Extracted records

= = =

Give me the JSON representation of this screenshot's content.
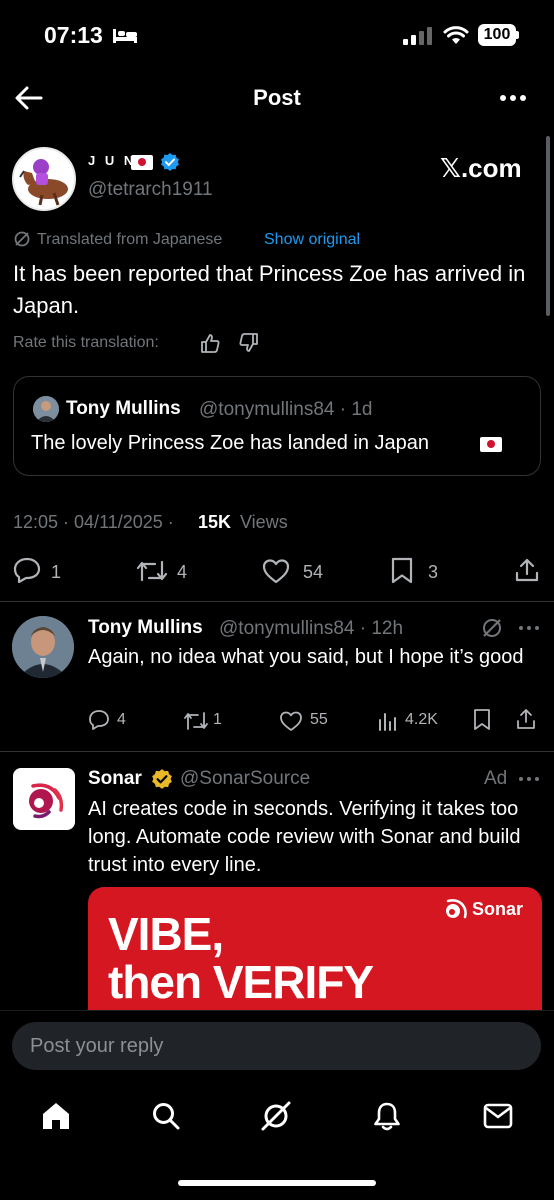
{
  "status_bar": {
    "time": "07:13",
    "battery": "100"
  },
  "nav": {
    "title": "Post"
  },
  "main_post": {
    "author_name": "J U N",
    "author_handle": "@tetrarch1911",
    "source_brand": "𝕏.com",
    "translated_label": "Translated from Japanese",
    "show_original": "Show original",
    "text": "It has been reported that Princess Zoe has arrived in Japan.",
    "rate_label": "Rate this translation:",
    "quote": {
      "name": "Tony Mullins",
      "handle_time": "@tonymullins84 · 1d",
      "text": "The lovely Princess Zoe has landed in Japan"
    },
    "timestamp": "12:05 · 04/11/2025 ·",
    "views_count": "15K",
    "views_label": "Views",
    "stats": {
      "replies": "1",
      "reposts": "4",
      "likes": "54",
      "bookmarks": "3"
    }
  },
  "reply": {
    "name": "Tony Mullins",
    "handle_time": "@tonymullins84 · 12h",
    "text": "Again, no idea what you said, but I hope it’s good",
    "stats": {
      "replies": "4",
      "reposts": "1",
      "likes": "55",
      "views": "4.2K"
    }
  },
  "ad": {
    "name": "Sonar",
    "handle": "@SonarSource",
    "label": "Ad",
    "text": "AI creates code in seconds. Verifying it takes too long. Automate code review with Sonar and build trust into every line.",
    "banner_line1": "VIBE,",
    "banner_line2": "then VERIFY",
    "banner_brand": "Sonar"
  },
  "reply_bar": {
    "placeholder": "Post your reply"
  },
  "colors": {
    "accent": "#1d9bf0",
    "verified_blue": "#1d9bf0",
    "verified_gold": "#e8b829",
    "sonar_red": "#d41720"
  }
}
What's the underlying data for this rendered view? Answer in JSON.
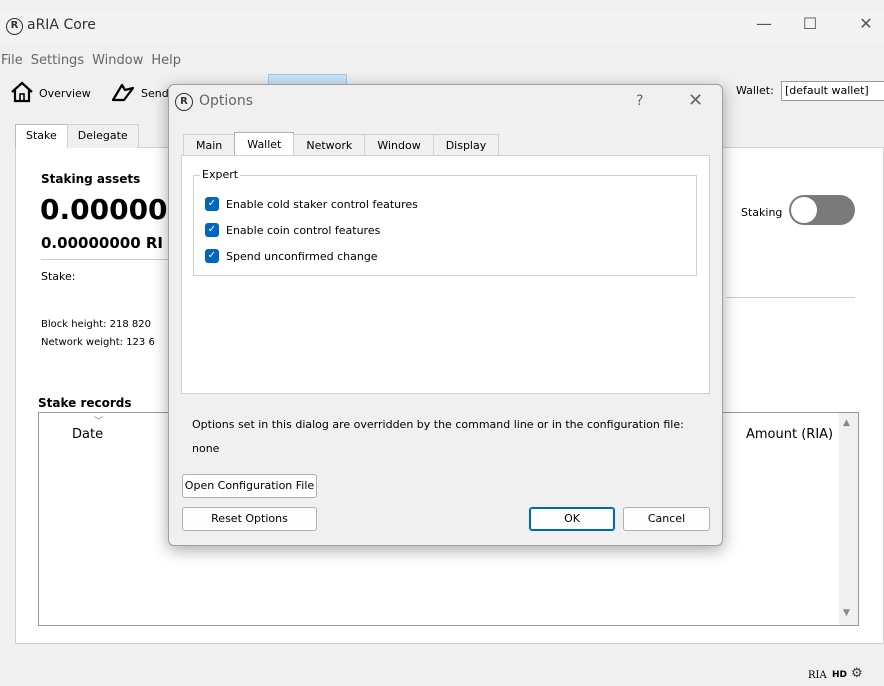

= = =

**What to work on**
Your task is to repeat the data above exactly while excluding the pictures.

**Written solution**
Give me the JSON representation of this screenshot's content.
{
  "status_bar": {
    "time": "07:13",
    "battery": "100"
  },
  "nav": {
    "title": "Post"
  },
  "main_post": {
    "author_name": "J U N",
    "author_handle": "@tetrarch1911",
    "source_brand": "𝕏.com",
    "translated_label": "Translated from Japanese",
    "show_original": "Show original",
    "text": "It has been reported that Princess Zoe has arrived in Japan.",
    "rate_label": "Rate this translation:",
    "quote": {
      "name": "Tony Mullins",
      "handle_time": "@tonymullins84 · 1d",
      "text": "The lovely Princess Zoe has landed in Japan"
    },
    "timestamp": "12:05 · 04/11/2025 ·",
    "views_count": "15K",
    "views_label": "Views",
    "stats": {
      "replies": "1",
      "reposts": "4",
      "likes": "54",
      "bookmarks": "3"
    }
  },
  "reply": {
    "name": "Tony Mullins",
    "handle_time": "@tonymullins84 · 12h",
    "text": "Again, no idea what you said, but I hope it’s good",
    "stats": {
      "replies": "4",
      "reposts": "1",
      "likes": "55",
      "views": "4.2K"
    }
  },
  "ad": {
    "name": "Sonar",
    "handle": "@SonarSource",
    "label": "Ad",
    "text": "AI creates code in seconds. Verifying it takes too long. Automate code review with Sonar and build trust into every line.",
    "banner_line1": "VIBE,",
    "banner_line2": "then VERIFY",
    "banner_brand": "Sonar"
  },
  "reply_bar": {
    "placeholder": "Post your reply"
  },
  "colors": {
    "accent": "#1d9bf0",
    "verified_blue": "#1d9bf0",
    "verified_gold": "#e8b829",
    "sonar_red": "#d41720"
  }
}
What's the underlying data for this rendered view? Answer in JSON.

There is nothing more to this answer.